*Provided material*:
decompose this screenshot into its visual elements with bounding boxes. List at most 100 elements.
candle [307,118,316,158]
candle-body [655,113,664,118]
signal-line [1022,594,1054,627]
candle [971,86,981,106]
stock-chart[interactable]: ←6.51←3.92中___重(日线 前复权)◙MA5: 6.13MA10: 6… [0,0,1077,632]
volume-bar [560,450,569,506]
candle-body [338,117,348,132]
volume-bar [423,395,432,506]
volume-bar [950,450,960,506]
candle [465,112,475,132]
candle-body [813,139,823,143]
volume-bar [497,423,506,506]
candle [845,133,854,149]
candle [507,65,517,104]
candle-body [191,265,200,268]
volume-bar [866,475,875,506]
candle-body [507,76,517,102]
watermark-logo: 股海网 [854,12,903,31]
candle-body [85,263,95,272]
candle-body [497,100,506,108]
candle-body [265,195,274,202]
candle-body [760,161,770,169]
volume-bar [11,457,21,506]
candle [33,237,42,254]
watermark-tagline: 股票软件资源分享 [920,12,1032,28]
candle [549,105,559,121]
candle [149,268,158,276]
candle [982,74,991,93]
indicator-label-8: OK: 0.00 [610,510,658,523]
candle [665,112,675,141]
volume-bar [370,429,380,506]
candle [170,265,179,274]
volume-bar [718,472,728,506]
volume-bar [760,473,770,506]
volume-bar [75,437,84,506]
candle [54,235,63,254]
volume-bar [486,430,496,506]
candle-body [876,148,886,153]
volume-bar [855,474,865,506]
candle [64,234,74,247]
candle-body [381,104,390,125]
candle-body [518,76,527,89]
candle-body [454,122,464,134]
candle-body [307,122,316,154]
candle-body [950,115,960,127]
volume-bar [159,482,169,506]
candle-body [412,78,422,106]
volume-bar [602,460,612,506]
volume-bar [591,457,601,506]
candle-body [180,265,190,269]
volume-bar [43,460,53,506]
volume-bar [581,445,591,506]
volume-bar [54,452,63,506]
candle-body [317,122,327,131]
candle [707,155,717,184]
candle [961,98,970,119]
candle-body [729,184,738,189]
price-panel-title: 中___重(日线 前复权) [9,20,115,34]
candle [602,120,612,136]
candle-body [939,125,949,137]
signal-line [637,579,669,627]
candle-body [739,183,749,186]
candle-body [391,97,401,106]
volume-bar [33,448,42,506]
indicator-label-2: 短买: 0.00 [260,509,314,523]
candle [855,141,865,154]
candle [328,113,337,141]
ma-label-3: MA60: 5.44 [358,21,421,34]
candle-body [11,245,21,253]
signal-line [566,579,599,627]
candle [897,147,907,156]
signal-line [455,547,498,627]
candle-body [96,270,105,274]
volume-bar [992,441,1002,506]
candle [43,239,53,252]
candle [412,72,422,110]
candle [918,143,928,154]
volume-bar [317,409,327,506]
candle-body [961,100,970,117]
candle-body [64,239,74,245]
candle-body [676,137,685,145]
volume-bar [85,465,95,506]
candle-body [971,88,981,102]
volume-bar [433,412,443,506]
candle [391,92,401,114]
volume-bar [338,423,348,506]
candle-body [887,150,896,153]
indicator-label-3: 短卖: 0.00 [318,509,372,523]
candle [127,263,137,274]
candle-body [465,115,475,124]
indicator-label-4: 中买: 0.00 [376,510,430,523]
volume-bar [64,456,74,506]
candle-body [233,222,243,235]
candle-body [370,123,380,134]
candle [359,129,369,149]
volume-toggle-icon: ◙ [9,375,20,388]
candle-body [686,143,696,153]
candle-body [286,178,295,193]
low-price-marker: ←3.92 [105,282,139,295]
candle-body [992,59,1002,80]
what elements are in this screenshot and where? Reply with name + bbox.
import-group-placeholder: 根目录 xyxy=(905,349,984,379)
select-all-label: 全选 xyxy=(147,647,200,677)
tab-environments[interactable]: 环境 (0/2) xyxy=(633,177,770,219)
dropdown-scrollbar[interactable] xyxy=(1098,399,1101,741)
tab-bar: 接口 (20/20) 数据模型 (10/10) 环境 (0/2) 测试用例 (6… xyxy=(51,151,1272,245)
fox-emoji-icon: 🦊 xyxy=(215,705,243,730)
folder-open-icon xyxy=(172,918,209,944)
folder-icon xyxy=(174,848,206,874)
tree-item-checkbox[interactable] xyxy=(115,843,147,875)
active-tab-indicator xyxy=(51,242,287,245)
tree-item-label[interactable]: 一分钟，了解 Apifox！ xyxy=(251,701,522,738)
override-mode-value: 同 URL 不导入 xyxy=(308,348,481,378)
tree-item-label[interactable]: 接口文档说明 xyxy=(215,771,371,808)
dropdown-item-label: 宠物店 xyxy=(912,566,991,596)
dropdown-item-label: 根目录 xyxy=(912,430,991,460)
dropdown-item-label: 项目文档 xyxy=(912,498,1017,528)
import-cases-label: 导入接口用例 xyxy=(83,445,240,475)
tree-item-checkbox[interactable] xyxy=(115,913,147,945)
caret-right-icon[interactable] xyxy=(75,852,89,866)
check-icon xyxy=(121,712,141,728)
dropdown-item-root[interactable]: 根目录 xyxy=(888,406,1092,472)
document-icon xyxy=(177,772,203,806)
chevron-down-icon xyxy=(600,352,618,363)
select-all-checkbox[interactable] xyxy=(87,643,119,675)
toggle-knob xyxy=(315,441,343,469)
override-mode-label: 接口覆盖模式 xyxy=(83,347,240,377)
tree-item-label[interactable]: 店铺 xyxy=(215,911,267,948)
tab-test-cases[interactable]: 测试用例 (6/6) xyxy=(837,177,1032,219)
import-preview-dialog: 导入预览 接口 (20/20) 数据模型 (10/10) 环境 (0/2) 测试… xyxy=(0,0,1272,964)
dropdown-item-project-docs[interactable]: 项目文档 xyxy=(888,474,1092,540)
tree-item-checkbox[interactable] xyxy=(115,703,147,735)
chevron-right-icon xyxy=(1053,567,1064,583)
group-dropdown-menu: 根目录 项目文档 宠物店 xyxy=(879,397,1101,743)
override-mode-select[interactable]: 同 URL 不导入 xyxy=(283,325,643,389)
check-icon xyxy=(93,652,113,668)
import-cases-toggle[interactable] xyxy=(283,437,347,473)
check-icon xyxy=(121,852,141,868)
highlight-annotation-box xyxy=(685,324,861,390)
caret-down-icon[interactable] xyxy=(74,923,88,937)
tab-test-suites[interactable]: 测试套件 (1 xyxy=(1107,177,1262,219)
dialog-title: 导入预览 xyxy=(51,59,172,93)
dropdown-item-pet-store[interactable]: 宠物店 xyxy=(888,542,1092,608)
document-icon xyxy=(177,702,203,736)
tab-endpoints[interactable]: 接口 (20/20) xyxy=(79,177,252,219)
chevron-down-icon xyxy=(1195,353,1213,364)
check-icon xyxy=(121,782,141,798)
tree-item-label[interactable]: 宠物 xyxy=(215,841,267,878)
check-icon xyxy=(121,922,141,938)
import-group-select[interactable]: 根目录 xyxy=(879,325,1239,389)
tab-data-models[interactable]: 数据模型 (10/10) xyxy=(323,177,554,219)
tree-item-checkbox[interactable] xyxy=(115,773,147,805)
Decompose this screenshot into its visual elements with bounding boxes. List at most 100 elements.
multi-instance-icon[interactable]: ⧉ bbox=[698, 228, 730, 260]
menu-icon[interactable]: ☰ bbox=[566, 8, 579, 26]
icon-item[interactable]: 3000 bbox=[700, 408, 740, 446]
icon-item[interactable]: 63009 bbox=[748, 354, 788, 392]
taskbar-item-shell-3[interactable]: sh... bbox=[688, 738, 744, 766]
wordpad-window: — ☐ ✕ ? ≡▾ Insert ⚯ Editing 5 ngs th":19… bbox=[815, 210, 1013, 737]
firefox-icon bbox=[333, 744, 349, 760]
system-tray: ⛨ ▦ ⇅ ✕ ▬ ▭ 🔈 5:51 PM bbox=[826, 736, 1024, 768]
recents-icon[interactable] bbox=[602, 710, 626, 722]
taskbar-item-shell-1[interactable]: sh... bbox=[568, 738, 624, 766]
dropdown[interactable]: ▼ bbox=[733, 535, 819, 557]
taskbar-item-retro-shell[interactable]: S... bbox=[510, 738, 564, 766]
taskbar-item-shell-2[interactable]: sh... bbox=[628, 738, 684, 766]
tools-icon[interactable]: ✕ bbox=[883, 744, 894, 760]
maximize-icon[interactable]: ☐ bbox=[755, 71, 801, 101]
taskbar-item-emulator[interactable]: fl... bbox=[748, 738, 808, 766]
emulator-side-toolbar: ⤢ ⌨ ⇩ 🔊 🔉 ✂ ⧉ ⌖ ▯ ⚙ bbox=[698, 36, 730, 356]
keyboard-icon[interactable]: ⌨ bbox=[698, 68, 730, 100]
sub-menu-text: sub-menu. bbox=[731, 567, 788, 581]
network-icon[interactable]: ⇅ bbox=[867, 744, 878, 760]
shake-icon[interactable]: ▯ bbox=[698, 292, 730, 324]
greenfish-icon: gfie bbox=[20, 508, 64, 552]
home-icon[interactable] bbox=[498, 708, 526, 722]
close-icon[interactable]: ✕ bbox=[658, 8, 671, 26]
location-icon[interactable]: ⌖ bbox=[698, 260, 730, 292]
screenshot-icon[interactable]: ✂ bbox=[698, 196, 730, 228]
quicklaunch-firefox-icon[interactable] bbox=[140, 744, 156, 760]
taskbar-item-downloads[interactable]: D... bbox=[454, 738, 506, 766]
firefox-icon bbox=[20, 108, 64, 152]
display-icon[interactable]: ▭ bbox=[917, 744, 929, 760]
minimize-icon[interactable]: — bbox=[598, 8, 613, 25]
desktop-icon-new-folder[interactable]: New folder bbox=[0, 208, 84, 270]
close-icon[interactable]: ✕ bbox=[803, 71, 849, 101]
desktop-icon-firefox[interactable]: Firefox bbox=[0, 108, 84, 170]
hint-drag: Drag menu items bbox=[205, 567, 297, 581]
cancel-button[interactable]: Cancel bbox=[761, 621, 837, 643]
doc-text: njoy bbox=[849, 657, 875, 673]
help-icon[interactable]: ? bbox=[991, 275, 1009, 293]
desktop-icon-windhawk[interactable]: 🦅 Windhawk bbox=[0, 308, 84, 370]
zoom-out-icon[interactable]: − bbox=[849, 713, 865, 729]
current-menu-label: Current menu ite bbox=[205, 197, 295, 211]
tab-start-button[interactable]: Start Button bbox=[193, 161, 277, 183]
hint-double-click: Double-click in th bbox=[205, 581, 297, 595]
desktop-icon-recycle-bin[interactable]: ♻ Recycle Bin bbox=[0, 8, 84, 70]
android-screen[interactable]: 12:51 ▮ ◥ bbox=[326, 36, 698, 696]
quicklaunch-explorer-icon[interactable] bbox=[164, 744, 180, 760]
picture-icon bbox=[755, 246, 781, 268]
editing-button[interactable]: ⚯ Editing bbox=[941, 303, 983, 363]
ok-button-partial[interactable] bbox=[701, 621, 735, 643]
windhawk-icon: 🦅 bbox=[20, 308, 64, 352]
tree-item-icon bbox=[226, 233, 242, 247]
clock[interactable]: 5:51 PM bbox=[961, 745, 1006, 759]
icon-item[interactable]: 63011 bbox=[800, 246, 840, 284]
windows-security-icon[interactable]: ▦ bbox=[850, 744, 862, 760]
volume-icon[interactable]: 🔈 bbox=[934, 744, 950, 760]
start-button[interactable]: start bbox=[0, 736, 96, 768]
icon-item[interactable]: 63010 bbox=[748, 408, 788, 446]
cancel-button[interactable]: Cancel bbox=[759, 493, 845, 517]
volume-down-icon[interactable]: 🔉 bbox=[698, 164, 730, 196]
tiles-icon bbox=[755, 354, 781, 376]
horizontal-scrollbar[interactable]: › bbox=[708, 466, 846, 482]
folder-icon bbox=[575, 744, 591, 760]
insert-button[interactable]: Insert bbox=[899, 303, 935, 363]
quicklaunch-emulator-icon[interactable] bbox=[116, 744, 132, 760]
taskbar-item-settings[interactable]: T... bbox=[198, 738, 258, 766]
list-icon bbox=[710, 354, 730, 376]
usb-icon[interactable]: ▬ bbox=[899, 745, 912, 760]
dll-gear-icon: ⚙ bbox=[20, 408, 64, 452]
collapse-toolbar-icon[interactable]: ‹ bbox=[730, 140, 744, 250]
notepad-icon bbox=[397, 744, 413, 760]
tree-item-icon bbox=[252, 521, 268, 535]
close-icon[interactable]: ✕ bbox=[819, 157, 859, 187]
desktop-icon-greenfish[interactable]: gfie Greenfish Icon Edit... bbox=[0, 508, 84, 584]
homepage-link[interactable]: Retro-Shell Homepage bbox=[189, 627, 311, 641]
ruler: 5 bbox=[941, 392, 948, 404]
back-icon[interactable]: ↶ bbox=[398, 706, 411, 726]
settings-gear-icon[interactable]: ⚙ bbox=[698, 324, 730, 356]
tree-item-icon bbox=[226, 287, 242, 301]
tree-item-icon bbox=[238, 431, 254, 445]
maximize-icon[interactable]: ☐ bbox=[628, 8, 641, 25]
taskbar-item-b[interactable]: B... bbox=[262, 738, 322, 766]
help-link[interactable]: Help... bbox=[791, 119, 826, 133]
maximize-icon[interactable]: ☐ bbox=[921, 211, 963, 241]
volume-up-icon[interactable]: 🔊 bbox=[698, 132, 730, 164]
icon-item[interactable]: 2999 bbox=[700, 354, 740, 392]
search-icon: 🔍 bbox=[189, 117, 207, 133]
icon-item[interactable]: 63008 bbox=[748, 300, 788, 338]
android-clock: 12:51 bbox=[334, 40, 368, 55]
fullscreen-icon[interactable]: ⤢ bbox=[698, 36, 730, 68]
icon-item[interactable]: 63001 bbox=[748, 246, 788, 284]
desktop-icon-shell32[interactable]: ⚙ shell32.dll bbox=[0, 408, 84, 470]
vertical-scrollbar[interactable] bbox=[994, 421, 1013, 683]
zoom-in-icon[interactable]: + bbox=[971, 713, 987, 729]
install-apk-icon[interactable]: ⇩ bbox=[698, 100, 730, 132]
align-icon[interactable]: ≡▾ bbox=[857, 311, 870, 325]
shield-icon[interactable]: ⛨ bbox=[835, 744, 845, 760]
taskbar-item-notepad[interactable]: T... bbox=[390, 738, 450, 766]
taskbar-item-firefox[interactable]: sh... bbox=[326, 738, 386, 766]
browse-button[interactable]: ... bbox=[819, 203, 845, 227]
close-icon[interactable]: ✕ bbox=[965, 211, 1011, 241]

*Objective*:
Print the entries from the start through the line that contains "volume-bar [950,450,960,506]", including that line, and reproduce each one character for character.

*Problem solution*:
decompose this screenshot into its visual elements with bounding boxes. List at most 100 elements.
candle [307,118,316,158]
candle-body [655,113,664,118]
signal-line [1022,594,1054,627]
candle [971,86,981,106]
stock-chart[interactable]: ←6.51←3.92中___重(日线 前复权)◙MA5: 6.13MA10: 6… [0,0,1077,632]
volume-bar [560,450,569,506]
candle-body [338,117,348,132]
volume-bar [423,395,432,506]
volume-bar [950,450,960,506]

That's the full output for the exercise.